Texto mostrado:
++++++++++

A las cinco de la tarde del sábado 10 de enero de 1829 el deán Gregorio Funes conversaba con Santiago Spencer Wilde, un irlandés que había llegado a Buenos Aires a comienzos del siglo, y de quien se había hecho amigo. De pronto, este cura, que había pesado en la política desde la revolución de Mayo, que además había sido rector de la Universidad Nacional de Córdoba y miembro de la Junta Grande, a sus 79 años, se desplomó. Había muerto.
Lo hizo frente al escenario del teatro del Parque Argentino, un espacio público que amalgamaba plantas y algunos animales exóticos, con un anfiteatro, un circo, todo un lugar de esparcimiento en una ciudad en la escaseaban los lugares para pasarla bien.

++++++++++

Objetivo planteado A:
Responde estas preguntas según el texto sobre la muerte del deán Funes:
(i) ¿Con quién conversaba el deán Gregorio Funes cuando se desplomó?
(ii) ¿Qué edad tenía el deán al morir?
(iii) ¿Frente a qué escenario murió?
Objetivo planteado B: Cambia el fragmento del texto sobre la muerte del deán Funes que empieza con "A las cinco" y termina con "para pasarla bien.", sustituyendo "irlandés" por "escocés".
Objetivo planteado C: Escribe lo que sigue en el relato sobre la muerte del deán Gregorio Funes, a partir de su última oración.

Conjunto de datos:
++++++++++

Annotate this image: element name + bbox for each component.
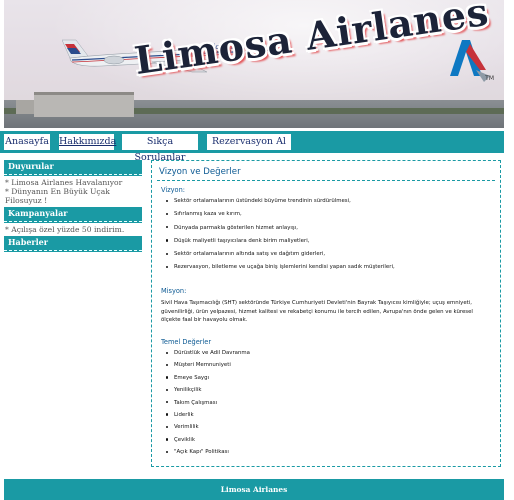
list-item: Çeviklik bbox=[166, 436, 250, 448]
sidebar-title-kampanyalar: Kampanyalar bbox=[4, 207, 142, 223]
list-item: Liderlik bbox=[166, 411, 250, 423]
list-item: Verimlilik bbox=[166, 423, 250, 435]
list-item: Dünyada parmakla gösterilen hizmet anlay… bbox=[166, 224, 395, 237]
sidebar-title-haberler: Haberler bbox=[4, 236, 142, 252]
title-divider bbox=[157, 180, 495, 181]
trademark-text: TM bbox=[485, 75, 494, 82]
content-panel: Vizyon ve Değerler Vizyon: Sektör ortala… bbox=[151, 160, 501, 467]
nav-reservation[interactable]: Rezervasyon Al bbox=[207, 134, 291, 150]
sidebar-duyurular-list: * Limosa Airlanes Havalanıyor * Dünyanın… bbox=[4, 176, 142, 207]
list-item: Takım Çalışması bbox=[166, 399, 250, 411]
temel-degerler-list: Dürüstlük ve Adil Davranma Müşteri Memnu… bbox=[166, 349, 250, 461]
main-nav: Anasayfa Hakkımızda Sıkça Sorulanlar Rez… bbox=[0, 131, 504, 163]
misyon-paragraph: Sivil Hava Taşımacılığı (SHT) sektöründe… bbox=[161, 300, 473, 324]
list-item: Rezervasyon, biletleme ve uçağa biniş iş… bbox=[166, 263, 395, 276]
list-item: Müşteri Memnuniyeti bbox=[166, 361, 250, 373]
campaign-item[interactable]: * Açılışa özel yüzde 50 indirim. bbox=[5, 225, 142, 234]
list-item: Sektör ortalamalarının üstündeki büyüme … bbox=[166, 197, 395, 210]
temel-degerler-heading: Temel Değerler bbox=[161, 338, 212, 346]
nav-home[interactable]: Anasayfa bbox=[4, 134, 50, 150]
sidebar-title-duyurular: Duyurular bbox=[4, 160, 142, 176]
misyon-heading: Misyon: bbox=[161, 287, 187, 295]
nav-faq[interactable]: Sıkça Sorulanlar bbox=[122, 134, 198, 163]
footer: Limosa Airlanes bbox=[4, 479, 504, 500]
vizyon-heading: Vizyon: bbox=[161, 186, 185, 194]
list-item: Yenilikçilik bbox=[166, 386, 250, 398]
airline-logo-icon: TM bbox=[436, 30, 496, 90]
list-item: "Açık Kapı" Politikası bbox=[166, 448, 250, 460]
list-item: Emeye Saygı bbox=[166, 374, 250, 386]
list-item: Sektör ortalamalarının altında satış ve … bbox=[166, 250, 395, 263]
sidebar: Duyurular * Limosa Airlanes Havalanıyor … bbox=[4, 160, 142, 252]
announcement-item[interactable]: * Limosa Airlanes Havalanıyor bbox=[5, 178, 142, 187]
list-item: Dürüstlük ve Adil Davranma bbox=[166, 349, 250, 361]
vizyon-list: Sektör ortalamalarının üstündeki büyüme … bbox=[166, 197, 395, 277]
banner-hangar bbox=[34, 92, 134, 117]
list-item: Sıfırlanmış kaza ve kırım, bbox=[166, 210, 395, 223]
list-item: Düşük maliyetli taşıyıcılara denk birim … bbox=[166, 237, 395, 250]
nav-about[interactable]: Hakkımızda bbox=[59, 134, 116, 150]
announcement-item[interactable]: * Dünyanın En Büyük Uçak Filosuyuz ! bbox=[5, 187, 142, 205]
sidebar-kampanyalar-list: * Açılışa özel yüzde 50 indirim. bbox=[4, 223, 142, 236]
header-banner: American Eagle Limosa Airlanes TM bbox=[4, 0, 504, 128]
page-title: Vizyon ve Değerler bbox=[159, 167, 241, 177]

++++++++++

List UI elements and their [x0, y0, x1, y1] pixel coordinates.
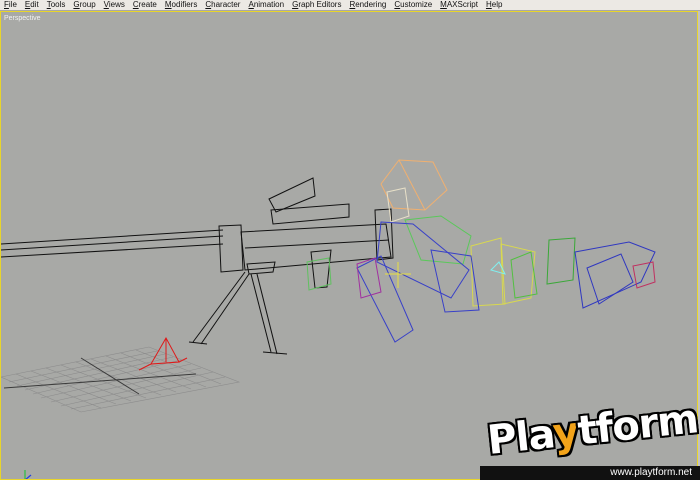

++++++++++

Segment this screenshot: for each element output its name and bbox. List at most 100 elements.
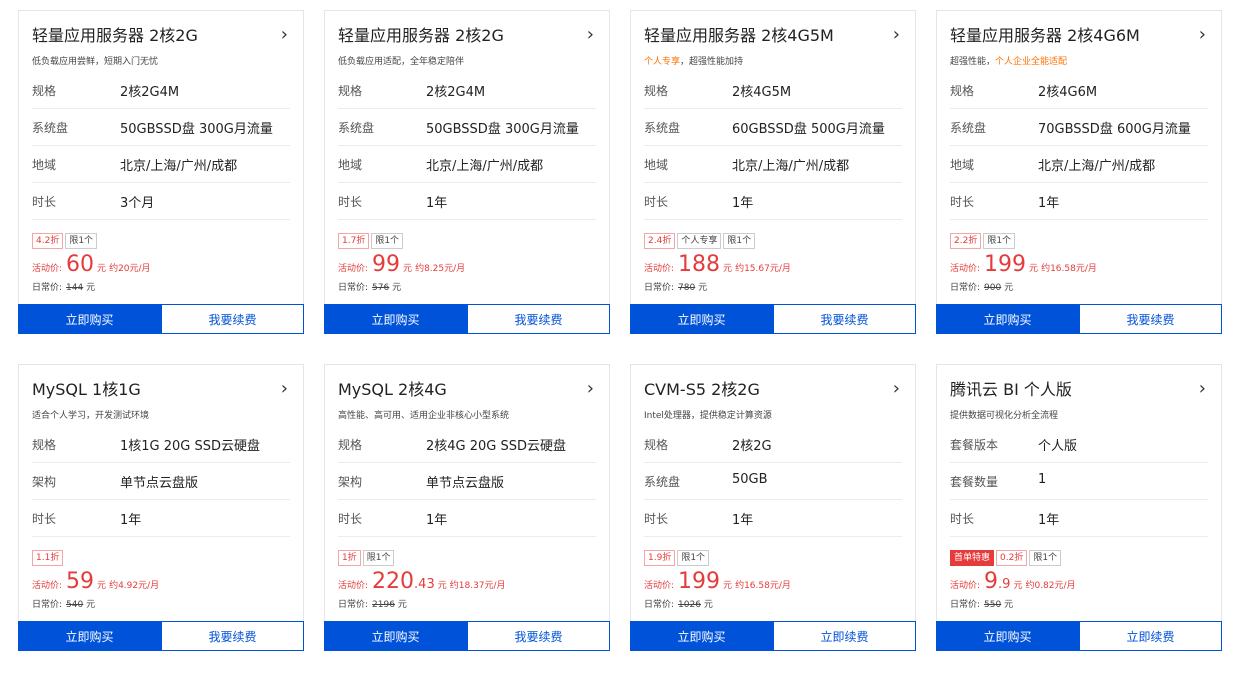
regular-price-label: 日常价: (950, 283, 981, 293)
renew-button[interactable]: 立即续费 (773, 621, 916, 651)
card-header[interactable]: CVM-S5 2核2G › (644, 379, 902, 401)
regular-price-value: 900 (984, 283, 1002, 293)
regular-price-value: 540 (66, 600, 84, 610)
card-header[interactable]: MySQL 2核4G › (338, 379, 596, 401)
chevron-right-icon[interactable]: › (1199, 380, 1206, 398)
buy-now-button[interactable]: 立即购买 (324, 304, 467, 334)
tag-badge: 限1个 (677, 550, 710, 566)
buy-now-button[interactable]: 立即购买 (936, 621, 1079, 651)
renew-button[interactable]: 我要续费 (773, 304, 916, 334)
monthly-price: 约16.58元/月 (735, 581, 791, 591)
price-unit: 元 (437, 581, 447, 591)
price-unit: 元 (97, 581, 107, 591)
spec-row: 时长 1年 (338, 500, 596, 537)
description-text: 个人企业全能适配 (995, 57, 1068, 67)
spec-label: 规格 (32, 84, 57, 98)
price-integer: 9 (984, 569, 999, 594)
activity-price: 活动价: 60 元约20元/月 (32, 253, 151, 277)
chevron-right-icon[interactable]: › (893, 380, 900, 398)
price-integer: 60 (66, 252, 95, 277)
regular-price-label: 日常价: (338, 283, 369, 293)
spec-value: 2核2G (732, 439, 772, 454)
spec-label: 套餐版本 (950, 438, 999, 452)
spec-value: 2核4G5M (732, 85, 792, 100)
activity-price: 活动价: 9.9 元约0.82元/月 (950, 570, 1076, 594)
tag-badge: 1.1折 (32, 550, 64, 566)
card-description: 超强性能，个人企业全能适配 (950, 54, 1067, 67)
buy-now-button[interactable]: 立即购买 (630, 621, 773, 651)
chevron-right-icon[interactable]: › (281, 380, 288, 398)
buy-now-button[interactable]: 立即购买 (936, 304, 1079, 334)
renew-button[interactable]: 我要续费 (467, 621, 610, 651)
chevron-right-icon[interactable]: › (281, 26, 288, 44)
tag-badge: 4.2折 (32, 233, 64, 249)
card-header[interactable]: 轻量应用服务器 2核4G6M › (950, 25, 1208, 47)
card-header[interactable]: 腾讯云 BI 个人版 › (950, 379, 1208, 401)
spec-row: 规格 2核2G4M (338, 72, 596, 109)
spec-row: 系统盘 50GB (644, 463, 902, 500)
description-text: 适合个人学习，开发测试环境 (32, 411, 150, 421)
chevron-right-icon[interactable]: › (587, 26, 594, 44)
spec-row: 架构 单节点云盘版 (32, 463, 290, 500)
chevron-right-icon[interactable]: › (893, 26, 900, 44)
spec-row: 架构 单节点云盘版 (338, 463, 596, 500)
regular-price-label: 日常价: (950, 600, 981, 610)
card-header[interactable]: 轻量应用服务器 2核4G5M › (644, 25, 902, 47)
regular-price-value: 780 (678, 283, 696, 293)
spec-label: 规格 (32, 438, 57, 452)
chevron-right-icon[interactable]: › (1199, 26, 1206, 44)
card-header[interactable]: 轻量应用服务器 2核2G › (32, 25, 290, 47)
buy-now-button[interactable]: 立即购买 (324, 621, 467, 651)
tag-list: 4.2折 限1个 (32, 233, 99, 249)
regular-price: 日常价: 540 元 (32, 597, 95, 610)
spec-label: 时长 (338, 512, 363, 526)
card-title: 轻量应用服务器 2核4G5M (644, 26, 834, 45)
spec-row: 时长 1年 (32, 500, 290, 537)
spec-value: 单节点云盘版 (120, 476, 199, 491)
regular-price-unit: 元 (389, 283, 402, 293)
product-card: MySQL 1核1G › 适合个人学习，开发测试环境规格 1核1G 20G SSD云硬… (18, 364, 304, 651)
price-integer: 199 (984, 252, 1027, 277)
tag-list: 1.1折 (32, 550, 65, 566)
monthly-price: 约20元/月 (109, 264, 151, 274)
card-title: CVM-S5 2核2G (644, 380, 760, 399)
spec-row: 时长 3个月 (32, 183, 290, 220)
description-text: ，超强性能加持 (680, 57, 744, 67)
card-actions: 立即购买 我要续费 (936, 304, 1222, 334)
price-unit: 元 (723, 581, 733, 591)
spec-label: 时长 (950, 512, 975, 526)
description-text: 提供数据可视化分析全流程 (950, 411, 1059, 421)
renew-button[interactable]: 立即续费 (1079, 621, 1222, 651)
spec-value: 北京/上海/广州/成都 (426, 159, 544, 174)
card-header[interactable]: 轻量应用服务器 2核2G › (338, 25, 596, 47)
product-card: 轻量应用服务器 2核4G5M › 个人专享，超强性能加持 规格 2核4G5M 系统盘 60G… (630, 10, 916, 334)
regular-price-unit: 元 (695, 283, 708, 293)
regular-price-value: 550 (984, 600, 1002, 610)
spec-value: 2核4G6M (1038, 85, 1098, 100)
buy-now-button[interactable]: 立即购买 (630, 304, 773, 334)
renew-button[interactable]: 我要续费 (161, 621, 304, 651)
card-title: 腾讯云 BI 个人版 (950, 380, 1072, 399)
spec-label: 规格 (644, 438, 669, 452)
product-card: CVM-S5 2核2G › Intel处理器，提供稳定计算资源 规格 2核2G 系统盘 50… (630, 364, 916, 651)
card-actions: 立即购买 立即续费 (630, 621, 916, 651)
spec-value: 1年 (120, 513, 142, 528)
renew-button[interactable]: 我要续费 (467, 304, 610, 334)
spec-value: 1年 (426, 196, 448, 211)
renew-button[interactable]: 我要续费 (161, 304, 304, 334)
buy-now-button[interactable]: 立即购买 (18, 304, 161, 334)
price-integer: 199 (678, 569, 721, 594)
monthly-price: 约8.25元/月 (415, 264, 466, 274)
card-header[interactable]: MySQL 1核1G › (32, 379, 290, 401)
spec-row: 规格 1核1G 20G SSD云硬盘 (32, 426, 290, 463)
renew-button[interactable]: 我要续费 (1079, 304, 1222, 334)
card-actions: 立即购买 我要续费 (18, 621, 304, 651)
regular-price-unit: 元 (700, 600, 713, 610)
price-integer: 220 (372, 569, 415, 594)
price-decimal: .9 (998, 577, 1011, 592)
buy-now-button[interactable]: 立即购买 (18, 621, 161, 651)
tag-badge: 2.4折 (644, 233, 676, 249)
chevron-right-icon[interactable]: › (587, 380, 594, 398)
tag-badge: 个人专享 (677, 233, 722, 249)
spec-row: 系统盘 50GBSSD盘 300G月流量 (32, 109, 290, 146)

++++++++++

Resultado de la tarea A:
(i) Con Santiago Spencer Wilde.
(ii) Tenía 79 años.
(iii) Frente al escenario del teatro del Parque Argentino.

Resultado de la tarea B:
A las cinco de la tarde del sábado 10 de enero de 1829 el deán Gregorio Funes conversaba con Santiago Spencer Wilde, un escocés que había llegado a Buenos Aires a comienzos del siglo, y de quien se había hecho amigo. De pronto, este cura, que había pesado en la política desde la revolución de Mayo, que además había sido rector de la Universidad Nacional de Córdoba y miembro de la Junta Grande, a sus 79 años, se desplomó. Había muerto.
Lo hizo frente al escenario del teatro del Parque Argentino, un espacio público que amalgamaba plantas y algunos animales exóticos, con un anfiteatro, un circo, todo un lugar de esparcimiento en una ciudad en la escaseaban los lugares para pasarla bien.

Resultado de la tarea C:
No había en esa gran aldea que era Buenos Aires una oferta importante para divertirse. Por años, el porteño se había conformado con “ir a los toros”, en la actual Plaza San Martín. Pero en 1819 la plaza de toros había sido demolida. Claro que era posible concurrir al teatro y también ver y ser visto en el paseo de la Alameda -actual Avenida Leandro N. Alem- en donde cada tarde era un ir y venir de familias y de grupos de muchachos y muchachas. ¿Y por qué no esperar la noche para bañarse en el río, alternar en las tertulias de las familias patricias, jugar al dominó, al ajedrez y a las cartas españolas en los cafés o apostar a la lotería en la casa de Martín Echarte?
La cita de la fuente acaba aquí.